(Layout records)
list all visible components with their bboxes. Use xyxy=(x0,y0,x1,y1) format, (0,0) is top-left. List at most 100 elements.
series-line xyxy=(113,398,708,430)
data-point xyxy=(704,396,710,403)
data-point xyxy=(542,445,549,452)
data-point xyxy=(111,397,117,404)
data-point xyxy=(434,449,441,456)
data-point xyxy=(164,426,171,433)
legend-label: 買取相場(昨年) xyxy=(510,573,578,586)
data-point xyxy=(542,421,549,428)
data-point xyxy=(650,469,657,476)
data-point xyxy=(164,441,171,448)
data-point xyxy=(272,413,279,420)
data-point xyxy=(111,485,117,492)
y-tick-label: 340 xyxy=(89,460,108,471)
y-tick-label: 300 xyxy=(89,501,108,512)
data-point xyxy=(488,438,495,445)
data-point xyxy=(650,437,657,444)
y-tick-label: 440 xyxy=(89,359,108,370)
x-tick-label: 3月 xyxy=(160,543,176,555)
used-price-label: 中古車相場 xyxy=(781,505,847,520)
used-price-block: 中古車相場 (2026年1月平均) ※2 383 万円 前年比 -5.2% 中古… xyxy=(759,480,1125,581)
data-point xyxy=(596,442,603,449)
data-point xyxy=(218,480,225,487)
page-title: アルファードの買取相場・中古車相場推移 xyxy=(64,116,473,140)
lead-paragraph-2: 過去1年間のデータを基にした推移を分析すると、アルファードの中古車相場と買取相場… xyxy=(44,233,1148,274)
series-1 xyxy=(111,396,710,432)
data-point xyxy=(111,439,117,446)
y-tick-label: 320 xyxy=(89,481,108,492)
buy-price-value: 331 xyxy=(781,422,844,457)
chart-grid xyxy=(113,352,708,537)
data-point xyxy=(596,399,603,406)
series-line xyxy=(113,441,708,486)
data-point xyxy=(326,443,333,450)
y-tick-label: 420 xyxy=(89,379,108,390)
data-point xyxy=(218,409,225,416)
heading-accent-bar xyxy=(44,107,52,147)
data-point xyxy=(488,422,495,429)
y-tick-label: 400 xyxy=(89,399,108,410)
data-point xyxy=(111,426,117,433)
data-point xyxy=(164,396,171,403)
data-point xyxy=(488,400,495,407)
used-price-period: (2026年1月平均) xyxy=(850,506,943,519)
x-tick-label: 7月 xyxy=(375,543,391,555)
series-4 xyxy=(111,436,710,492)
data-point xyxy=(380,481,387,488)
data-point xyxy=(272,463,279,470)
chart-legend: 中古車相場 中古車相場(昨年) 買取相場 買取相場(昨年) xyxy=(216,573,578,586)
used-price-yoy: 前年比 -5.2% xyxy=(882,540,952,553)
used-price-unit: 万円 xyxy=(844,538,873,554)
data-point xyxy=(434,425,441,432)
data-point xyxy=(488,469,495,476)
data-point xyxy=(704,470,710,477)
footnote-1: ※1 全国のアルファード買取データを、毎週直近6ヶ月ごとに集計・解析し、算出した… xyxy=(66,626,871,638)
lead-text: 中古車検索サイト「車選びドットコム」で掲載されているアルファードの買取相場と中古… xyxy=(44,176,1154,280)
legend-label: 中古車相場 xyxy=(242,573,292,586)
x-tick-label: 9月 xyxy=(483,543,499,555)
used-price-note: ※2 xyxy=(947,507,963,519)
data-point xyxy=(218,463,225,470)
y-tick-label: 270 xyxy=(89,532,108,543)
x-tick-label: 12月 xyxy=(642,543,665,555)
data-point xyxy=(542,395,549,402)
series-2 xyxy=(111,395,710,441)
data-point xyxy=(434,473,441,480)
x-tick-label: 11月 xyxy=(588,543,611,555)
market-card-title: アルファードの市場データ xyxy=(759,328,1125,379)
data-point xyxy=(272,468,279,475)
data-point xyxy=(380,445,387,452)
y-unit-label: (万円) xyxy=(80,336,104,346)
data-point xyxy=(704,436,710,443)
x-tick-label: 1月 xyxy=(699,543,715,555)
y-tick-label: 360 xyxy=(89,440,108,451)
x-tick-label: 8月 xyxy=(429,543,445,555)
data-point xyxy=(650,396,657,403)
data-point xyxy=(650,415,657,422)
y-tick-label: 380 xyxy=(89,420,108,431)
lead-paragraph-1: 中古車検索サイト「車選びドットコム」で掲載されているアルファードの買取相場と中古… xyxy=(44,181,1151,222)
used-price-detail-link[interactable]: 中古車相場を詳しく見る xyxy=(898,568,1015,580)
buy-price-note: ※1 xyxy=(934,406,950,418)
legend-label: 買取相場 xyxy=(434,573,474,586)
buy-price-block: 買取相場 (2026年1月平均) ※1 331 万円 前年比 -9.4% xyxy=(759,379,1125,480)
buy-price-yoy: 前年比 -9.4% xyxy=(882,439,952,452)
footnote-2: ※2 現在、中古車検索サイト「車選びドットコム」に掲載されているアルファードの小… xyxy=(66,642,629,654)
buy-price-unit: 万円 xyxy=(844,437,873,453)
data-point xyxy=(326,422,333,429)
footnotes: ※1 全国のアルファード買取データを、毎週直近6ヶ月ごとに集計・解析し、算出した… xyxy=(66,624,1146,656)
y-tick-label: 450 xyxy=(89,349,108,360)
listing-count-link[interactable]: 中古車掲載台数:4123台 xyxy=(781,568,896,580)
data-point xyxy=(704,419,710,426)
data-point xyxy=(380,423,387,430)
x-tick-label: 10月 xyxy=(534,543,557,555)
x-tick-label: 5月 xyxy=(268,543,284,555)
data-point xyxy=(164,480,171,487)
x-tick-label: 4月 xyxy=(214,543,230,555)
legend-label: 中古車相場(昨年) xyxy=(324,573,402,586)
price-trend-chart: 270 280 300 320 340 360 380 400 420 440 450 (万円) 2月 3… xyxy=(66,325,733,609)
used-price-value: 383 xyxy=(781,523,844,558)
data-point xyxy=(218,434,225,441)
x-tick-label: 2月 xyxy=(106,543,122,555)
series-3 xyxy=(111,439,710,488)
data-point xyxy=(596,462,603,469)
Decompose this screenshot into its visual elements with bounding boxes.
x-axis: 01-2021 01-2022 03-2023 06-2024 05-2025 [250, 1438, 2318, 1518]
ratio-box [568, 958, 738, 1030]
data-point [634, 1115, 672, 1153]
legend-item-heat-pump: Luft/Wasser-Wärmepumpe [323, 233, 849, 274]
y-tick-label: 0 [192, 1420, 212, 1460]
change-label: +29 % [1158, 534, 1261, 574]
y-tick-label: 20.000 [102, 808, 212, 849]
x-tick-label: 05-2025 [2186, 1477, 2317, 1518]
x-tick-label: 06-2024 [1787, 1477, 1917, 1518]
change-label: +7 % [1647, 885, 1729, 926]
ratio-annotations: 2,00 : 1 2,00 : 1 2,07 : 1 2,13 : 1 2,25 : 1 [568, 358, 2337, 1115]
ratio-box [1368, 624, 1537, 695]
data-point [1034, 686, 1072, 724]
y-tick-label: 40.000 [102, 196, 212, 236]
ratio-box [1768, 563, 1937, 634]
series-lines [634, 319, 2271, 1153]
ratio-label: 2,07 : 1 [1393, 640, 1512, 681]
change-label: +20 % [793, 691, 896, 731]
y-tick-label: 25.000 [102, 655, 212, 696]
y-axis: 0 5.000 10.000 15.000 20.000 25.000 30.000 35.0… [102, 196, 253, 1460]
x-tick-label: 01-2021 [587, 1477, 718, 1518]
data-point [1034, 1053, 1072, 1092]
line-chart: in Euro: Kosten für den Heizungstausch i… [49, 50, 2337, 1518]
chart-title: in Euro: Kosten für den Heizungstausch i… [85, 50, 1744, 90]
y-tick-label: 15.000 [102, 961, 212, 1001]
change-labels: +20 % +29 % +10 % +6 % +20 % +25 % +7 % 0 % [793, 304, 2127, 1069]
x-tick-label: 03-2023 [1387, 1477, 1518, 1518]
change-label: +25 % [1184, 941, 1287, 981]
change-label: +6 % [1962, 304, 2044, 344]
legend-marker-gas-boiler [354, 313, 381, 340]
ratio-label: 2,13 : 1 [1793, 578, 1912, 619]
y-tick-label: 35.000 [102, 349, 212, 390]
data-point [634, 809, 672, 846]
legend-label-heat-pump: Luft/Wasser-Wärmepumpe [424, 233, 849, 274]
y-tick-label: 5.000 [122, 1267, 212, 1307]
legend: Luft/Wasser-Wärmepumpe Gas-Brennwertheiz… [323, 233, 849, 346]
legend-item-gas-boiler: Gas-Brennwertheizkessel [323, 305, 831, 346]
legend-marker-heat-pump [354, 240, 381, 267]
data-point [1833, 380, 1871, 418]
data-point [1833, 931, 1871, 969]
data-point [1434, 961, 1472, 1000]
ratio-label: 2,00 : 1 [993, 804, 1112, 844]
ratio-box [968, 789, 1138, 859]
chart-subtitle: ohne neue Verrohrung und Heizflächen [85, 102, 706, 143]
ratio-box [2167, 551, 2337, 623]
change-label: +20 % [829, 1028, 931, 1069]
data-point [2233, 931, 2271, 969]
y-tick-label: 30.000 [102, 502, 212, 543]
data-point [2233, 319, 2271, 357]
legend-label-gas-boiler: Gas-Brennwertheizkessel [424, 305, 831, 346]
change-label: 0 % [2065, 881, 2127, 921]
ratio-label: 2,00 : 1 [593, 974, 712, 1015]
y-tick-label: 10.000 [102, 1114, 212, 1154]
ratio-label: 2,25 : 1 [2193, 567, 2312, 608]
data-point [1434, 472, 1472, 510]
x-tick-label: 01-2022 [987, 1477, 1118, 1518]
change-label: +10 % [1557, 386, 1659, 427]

Work instructions: Reproduce, without any change, every line of the items from the beginning of the items up to and including the line containing "used-price-unit: 万円 xyxy=(844,538,873,554)".

Solution below:
list all visible components with their bboxes. Use xyxy=(x0,y0,x1,y1) format, (0,0) is top-left. List at most 100 elements.
series-line xyxy=(113,398,708,430)
data-point xyxy=(704,396,710,403)
data-point xyxy=(542,445,549,452)
data-point xyxy=(111,397,117,404)
data-point xyxy=(434,449,441,456)
data-point xyxy=(164,426,171,433)
legend-label: 買取相場(昨年) xyxy=(510,573,578,586)
data-point xyxy=(542,421,549,428)
data-point xyxy=(650,469,657,476)
data-point xyxy=(164,441,171,448)
data-point xyxy=(272,413,279,420)
data-point xyxy=(111,485,117,492)
y-tick-label: 340 xyxy=(89,460,108,471)
y-tick-label: 300 xyxy=(89,501,108,512)
data-point xyxy=(488,438,495,445)
data-point xyxy=(650,437,657,444)
y-tick-label: 440 xyxy=(89,359,108,370)
x-tick-label: 3月 xyxy=(160,543,176,555)
used-price-label: 中古車相場 xyxy=(781,505,847,520)
used-price-block: 中古車相場 (2026年1月平均) ※2 383 万円 前年比 -5.2% 中古… xyxy=(759,480,1125,581)
data-point xyxy=(596,442,603,449)
data-point xyxy=(218,480,225,487)
page-title: アルファードの買取相場・中古車相場推移 xyxy=(64,116,473,140)
lead-paragraph-2: 過去1年間のデータを基にした推移を分析すると、アルファードの中古車相場と買取相場… xyxy=(44,233,1148,274)
series-1 xyxy=(111,396,710,432)
data-point xyxy=(111,439,117,446)
y-tick-label: 320 xyxy=(89,481,108,492)
buy-price-value: 331 xyxy=(781,422,844,457)
chart-grid xyxy=(113,352,708,537)
data-point xyxy=(596,399,603,406)
series-line xyxy=(113,441,708,486)
data-point xyxy=(326,443,333,450)
y-tick-label: 420 xyxy=(89,379,108,390)
data-point xyxy=(218,409,225,416)
heading-accent-bar xyxy=(44,107,52,147)
data-point xyxy=(488,422,495,429)
y-tick-label: 400 xyxy=(89,399,108,410)
data-point xyxy=(111,426,117,433)
data-point xyxy=(164,396,171,403)
data-point xyxy=(488,400,495,407)
used-price-period: (2026年1月平均) xyxy=(850,506,943,519)
x-tick-label: 7月 xyxy=(375,543,391,555)
series-4 xyxy=(111,436,710,492)
data-point xyxy=(380,481,387,488)
data-point xyxy=(272,463,279,470)
chart-legend: 中古車相場 中古車相場(昨年) 買取相場 買取相場(昨年) xyxy=(216,573,578,586)
used-price-yoy: 前年比 -5.2% xyxy=(882,540,952,553)
used-price-unit: 万円 xyxy=(844,538,873,554)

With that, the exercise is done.